Recorded data ->
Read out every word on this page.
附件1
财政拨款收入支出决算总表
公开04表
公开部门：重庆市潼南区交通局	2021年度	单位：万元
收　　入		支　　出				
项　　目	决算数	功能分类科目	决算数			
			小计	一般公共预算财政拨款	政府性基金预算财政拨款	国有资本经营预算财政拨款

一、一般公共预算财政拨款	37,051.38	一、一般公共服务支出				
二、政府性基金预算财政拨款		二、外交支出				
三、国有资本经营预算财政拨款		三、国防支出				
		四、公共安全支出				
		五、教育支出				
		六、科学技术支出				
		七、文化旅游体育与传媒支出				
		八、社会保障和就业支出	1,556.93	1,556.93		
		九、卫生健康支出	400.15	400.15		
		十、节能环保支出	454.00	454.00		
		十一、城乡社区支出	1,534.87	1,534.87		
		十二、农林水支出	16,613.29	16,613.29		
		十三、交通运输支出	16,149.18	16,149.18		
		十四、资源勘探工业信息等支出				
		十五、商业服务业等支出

Stated exercise -> Each line in the material above must be retyped without alteration.

Problem solution ->
Read out every word on this page.
附件1
财政拨款收入支出决算总表
公开04表
公开部门：重庆市潼南区交通局	2021年度	单位：万元
收　　入		支　　出				
项　　目	决算数	功能分类科目	决算数			
			小计	一般公共预算财政拨款	政府性基金预算财政拨款	国有资本经营预算财政拨款

一、一般公共预算财政拨款	37,051.38	一、一般公共服务支出				
二、政府性基金预算财政拨款		二、外交支出				
三、国有资本经营预算财政拨款		三、国防支出				
		四、公共安全支出				
		五、教育支出				
		六、科学技术支出				
		七、文化旅游体育与传媒支出				
		八、社会保障和就业支出	1,556.93	1,556.93		
		九、卫生健康支出	400.15	400.15		
		十、节能环保支出	454.00	454.00		
		十一、城乡社区支出	1,534.87	1,534.87		
		十二、农林水支出	16,613.29	16,613.29		
		十三、交通运输支出	16,149.18	16,149.18		
		十四、资源勘探工业信息等支出				
		十五、商业服务业等支出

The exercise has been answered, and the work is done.